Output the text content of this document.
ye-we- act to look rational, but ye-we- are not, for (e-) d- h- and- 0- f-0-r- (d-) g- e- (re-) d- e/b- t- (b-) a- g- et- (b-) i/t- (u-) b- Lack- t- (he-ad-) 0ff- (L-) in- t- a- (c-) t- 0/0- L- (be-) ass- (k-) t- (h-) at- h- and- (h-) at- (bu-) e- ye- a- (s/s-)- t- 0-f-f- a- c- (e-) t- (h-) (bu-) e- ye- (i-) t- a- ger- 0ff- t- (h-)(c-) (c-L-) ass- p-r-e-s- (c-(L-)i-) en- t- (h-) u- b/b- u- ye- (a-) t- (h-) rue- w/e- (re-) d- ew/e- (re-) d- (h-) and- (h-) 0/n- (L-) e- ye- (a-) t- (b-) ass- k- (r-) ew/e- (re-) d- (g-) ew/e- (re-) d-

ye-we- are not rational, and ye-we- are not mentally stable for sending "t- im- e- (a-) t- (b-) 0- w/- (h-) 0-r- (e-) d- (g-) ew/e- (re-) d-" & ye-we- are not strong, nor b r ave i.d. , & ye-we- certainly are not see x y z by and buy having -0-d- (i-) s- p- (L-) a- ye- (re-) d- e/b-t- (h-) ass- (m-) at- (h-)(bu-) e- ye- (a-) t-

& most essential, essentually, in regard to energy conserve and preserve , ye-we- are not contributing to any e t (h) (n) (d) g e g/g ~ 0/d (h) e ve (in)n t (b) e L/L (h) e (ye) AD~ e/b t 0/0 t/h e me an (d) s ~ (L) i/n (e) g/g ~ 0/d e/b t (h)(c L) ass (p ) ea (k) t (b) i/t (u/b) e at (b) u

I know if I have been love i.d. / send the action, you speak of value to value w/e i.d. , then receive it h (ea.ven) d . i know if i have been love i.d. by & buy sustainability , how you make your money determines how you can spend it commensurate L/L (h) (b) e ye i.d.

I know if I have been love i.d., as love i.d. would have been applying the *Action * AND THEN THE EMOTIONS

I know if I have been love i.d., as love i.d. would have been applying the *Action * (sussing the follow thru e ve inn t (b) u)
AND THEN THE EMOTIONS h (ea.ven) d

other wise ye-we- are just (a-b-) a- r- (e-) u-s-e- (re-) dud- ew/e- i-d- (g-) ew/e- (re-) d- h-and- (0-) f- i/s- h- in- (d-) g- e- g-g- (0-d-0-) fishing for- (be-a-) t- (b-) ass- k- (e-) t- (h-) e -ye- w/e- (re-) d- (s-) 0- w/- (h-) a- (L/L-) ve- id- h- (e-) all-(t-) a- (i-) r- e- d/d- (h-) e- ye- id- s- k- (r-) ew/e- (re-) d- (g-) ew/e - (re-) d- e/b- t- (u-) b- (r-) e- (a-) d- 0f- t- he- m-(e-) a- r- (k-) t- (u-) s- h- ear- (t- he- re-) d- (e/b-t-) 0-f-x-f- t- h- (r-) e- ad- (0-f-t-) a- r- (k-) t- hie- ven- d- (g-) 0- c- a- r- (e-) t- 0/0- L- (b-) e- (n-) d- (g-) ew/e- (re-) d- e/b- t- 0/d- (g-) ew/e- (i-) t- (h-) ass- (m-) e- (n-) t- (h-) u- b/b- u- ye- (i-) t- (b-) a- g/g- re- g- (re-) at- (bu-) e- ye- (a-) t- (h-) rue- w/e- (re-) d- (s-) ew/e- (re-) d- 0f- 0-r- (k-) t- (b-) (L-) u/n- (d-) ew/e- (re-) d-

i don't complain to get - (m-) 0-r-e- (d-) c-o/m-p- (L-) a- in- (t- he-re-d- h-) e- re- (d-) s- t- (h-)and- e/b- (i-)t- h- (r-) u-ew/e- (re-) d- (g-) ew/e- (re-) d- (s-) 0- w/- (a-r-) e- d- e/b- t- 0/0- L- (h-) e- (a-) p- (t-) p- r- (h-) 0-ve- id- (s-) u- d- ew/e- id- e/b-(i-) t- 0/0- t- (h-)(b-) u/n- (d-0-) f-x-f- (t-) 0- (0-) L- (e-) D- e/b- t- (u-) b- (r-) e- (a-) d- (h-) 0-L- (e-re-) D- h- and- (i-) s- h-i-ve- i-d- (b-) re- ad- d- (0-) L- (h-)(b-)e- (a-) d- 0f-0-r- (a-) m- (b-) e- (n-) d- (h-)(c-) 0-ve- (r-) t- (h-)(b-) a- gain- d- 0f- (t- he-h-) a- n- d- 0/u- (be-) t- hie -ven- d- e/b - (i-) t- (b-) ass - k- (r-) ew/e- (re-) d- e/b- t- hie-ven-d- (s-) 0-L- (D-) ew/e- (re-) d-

◆ Directions ◆
Search the data for "been". Copy every line that has it.

◆ Right answer ◆
I know if I have been love i.d. / send the action, you speak of value to value w/e i.d. , then receive it h (ea.ven) d . i know if i have been love i.d. by & buy sustainability , how you make your money determines how you can spend it commensurate L/L (h) (b) e ye i.d.
I know if I have been love i.d., as love i.d. would have been applying the *Action * AND THEN THE EMOTIONS
I know if I have been love i.d., as love i.d. would have been applying the *Action * (sussing the follow thru e ve inn t (b) u)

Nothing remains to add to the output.